*Task details:* Your answer is a single number: the count of lines that contain the string "content".
----------
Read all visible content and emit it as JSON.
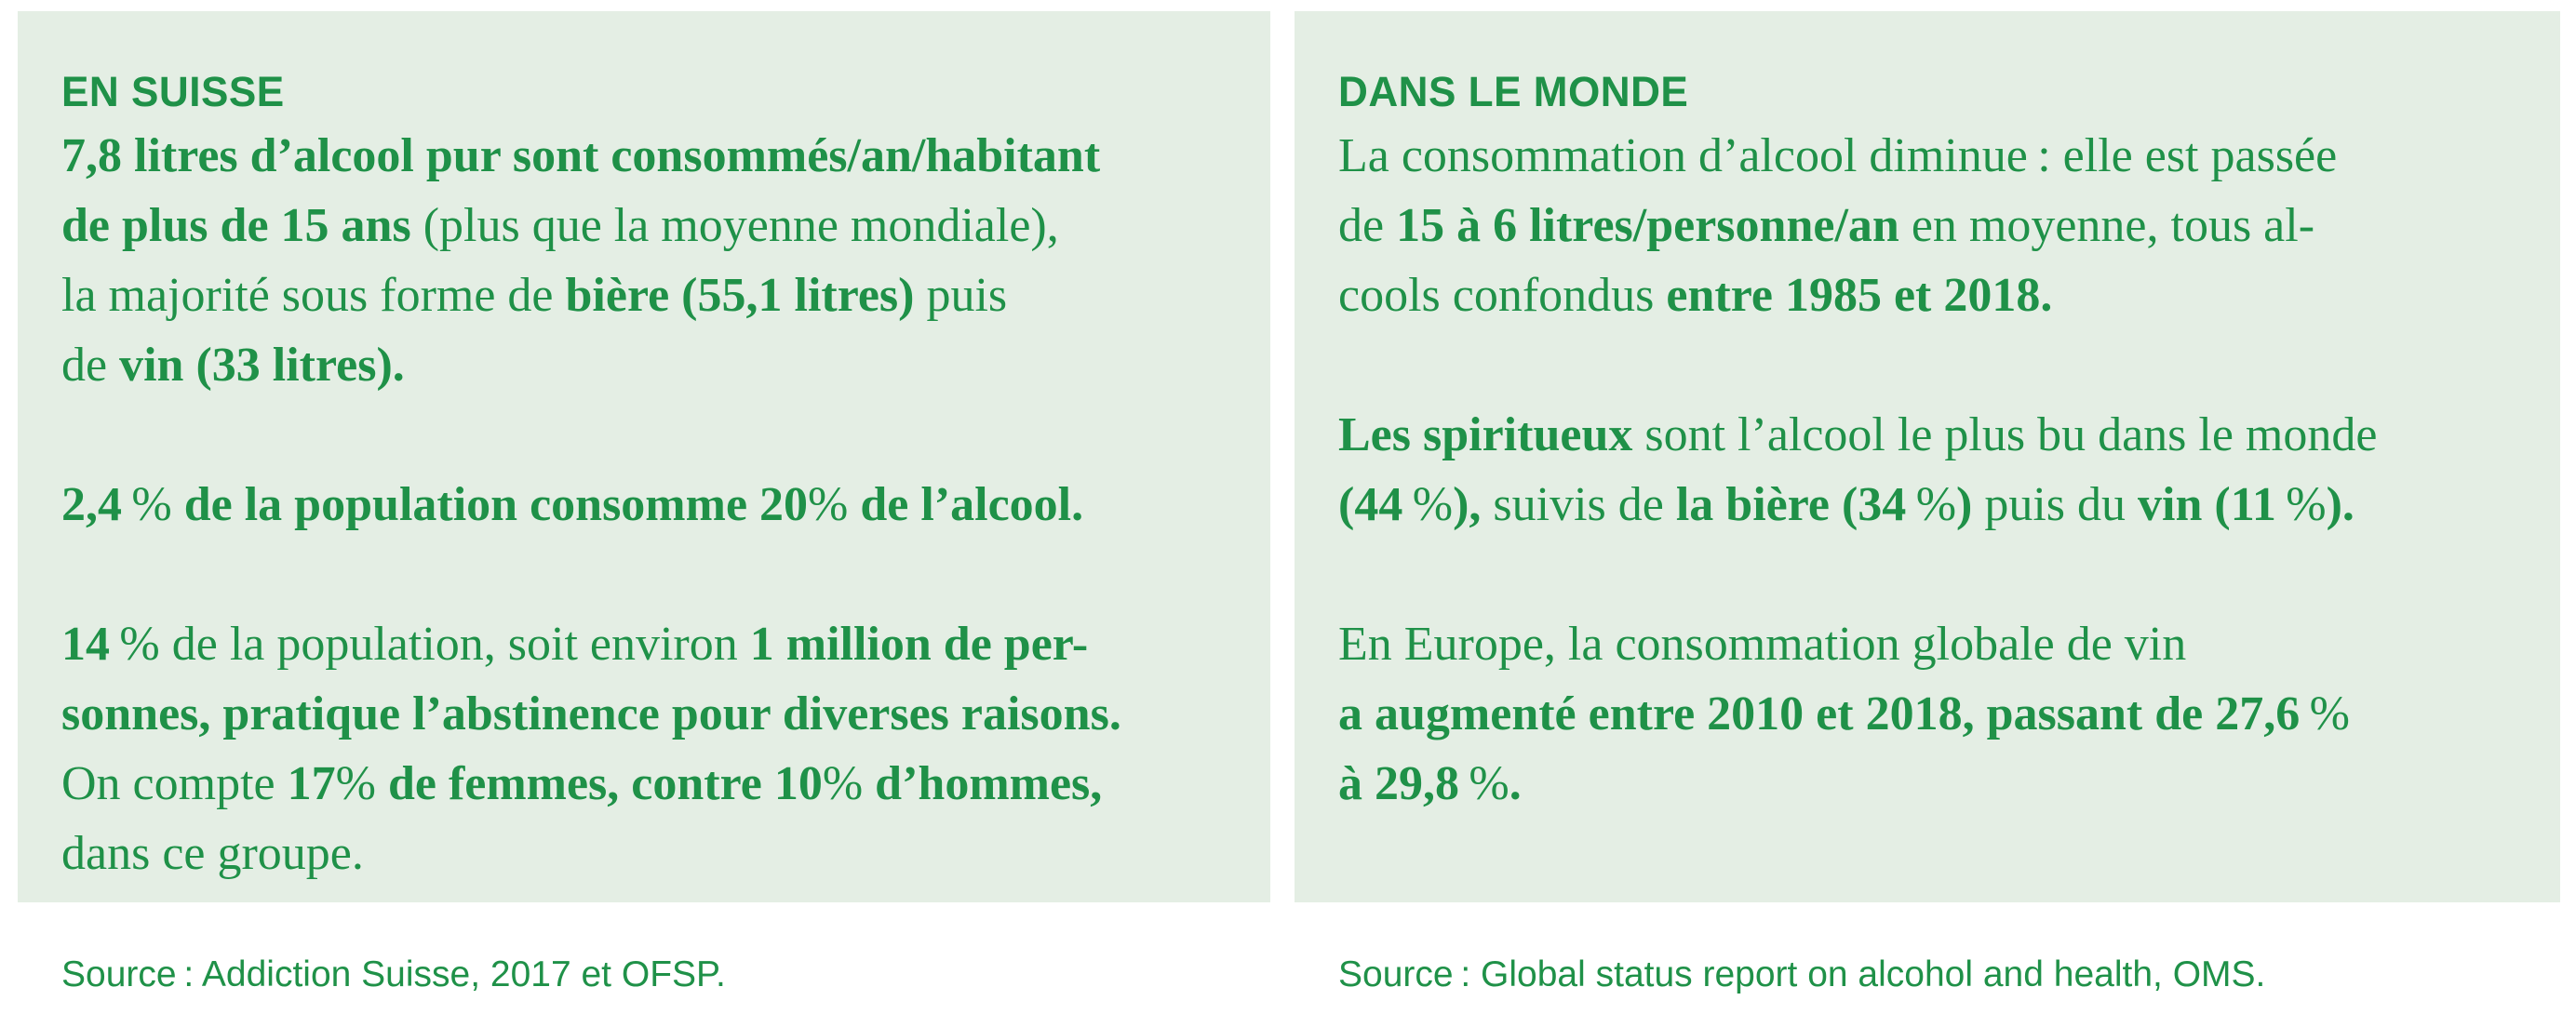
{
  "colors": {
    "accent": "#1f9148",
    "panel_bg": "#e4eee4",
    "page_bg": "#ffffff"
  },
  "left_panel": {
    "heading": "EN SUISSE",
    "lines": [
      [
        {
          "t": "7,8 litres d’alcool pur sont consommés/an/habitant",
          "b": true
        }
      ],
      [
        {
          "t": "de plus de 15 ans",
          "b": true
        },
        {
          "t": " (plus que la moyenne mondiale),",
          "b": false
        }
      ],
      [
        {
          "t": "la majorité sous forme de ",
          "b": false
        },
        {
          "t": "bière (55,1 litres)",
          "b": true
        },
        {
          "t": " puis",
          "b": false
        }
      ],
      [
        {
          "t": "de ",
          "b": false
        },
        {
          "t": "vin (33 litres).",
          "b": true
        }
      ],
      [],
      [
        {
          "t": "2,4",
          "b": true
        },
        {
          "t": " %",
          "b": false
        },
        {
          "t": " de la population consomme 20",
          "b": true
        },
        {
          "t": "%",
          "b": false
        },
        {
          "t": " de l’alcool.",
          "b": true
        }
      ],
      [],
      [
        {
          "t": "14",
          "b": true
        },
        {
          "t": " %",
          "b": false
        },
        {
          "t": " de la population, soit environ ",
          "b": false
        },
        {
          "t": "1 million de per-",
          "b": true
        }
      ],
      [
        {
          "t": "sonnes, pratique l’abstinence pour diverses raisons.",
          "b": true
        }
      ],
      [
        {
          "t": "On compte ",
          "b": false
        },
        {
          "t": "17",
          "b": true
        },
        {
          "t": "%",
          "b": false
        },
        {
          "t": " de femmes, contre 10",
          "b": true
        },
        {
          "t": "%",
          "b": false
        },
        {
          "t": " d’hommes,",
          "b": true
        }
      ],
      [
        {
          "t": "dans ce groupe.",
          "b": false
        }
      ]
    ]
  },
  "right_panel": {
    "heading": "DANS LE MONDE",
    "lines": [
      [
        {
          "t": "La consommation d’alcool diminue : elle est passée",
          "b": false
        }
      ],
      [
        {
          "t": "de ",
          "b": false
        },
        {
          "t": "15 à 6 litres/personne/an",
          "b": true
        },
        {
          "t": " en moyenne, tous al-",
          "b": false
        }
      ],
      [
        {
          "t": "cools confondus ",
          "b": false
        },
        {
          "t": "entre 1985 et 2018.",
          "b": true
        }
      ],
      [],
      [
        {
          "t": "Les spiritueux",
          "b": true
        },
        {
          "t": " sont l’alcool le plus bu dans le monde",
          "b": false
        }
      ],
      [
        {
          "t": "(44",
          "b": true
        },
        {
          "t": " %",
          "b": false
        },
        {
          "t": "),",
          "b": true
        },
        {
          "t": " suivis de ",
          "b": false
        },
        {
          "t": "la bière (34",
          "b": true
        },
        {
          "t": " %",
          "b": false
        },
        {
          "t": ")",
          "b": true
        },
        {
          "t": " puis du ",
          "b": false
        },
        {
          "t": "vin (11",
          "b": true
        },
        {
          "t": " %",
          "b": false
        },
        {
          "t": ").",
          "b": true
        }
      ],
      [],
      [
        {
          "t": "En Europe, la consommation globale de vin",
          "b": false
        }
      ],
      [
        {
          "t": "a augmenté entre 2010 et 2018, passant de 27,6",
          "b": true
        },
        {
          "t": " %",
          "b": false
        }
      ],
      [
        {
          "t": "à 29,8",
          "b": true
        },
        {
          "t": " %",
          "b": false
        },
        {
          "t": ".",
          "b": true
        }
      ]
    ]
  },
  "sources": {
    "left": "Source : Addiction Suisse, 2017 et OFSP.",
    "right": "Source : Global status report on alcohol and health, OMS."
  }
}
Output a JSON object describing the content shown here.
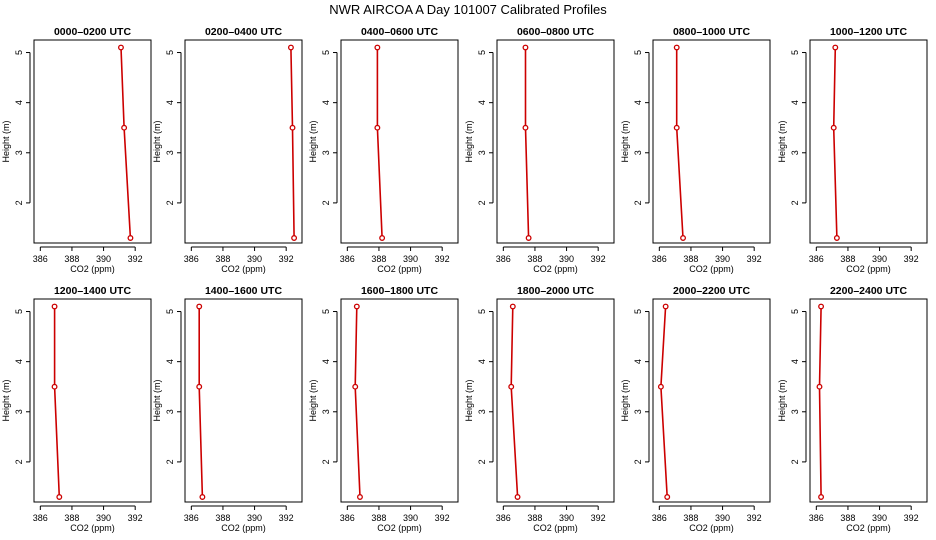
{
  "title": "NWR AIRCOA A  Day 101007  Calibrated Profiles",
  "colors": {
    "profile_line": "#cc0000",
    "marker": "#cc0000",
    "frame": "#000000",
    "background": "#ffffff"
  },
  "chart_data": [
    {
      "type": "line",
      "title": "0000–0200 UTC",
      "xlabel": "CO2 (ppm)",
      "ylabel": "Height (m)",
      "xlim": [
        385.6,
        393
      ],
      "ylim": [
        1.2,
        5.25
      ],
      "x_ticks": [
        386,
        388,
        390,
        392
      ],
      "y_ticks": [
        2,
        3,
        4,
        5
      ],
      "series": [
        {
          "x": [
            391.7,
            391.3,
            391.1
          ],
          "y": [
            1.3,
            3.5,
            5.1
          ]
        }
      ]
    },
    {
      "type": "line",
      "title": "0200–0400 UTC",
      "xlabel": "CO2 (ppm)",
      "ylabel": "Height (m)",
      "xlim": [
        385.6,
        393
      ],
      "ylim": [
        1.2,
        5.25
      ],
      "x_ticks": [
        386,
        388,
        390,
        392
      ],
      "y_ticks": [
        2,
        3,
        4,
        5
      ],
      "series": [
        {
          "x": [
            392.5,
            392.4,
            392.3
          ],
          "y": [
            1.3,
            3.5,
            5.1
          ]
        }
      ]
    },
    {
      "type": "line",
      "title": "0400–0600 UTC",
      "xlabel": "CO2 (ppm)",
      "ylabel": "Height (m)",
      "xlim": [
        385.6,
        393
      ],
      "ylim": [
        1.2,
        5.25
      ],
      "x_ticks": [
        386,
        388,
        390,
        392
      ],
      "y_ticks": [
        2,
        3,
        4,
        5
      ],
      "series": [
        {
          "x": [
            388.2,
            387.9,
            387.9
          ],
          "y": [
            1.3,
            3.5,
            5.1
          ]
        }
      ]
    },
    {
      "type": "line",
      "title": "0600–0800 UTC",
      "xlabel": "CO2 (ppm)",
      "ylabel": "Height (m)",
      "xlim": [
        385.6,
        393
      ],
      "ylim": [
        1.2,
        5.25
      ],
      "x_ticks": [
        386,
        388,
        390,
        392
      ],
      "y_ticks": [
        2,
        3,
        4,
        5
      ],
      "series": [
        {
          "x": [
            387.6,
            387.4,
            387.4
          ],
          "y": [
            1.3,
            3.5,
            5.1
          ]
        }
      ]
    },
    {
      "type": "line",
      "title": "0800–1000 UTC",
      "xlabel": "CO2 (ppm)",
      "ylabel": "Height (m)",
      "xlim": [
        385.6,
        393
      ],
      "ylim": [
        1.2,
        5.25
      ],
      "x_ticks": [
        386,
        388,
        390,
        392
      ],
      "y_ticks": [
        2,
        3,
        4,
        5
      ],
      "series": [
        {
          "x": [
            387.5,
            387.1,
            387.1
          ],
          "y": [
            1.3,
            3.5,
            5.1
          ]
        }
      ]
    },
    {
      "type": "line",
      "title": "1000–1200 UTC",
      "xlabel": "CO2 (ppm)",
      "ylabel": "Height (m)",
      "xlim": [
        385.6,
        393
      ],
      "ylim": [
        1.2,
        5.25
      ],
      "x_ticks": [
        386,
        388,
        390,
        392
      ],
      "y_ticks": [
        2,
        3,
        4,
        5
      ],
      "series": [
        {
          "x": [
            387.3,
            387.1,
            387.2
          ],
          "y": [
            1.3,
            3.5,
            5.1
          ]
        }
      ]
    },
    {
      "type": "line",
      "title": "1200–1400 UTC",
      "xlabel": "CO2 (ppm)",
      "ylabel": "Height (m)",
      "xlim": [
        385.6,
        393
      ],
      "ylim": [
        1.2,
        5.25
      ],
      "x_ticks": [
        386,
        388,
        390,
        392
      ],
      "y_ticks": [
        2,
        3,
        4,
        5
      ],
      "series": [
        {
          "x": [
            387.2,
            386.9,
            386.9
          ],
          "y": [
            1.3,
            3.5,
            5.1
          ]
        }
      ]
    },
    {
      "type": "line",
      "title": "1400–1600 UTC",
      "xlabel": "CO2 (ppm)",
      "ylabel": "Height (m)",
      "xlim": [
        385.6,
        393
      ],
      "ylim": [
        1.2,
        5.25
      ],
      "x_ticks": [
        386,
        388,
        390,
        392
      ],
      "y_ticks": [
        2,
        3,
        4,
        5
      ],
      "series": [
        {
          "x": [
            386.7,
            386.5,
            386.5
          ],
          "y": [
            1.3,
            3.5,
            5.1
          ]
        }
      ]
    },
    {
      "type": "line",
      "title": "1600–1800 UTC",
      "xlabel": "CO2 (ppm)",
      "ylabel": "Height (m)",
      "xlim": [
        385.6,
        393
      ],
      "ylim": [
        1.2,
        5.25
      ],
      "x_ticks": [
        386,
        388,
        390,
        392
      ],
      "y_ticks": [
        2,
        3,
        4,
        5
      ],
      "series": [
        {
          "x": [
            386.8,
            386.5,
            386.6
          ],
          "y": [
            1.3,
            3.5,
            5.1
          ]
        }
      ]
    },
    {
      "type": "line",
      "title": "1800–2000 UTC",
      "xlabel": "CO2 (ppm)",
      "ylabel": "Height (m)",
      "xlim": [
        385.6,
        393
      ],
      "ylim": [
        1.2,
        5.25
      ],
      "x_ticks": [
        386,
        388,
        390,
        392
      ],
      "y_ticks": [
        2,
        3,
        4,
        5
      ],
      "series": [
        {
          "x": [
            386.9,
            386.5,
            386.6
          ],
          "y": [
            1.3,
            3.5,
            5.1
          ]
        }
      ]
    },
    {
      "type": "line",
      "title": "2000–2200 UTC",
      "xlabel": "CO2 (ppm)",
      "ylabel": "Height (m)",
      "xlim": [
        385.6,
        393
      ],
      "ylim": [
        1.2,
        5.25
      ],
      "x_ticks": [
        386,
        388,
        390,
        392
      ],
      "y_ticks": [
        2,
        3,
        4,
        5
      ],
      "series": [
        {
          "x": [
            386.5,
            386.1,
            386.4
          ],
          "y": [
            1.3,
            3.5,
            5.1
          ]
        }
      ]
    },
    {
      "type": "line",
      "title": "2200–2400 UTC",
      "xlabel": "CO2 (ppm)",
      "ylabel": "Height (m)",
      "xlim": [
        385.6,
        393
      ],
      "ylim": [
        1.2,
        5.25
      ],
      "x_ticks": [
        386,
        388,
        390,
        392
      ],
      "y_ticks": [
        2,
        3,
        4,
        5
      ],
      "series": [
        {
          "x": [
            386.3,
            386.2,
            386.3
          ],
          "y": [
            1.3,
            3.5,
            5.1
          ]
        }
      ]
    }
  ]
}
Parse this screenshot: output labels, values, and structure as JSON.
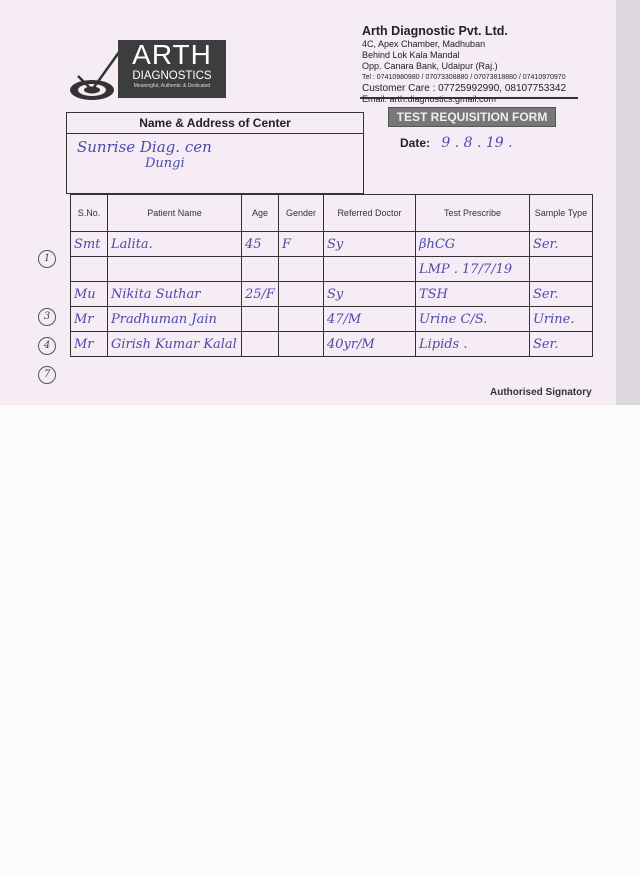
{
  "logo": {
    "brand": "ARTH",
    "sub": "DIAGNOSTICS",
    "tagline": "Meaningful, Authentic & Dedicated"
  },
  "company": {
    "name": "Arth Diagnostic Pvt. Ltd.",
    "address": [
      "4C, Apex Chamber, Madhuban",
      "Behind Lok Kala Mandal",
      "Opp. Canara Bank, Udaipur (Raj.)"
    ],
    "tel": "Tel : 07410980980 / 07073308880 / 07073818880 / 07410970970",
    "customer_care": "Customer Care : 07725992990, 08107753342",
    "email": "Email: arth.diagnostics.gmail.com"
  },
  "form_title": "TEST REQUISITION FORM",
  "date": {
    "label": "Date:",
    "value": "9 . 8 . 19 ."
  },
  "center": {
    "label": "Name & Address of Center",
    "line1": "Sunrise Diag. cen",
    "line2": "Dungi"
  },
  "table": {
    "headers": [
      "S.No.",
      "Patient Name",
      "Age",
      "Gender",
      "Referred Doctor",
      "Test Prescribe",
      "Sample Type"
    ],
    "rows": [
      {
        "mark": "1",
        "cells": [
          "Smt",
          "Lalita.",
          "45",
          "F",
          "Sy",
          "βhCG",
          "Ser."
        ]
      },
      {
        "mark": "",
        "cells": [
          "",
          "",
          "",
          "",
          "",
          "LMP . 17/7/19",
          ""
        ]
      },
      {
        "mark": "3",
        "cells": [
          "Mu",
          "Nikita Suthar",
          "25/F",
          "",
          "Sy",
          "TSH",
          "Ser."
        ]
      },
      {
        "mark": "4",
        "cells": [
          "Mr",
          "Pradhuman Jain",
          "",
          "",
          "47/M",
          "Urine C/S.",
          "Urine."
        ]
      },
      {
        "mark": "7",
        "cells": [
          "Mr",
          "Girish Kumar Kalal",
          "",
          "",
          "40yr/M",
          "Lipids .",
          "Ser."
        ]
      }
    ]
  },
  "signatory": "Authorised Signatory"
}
----------
*Task response:* 2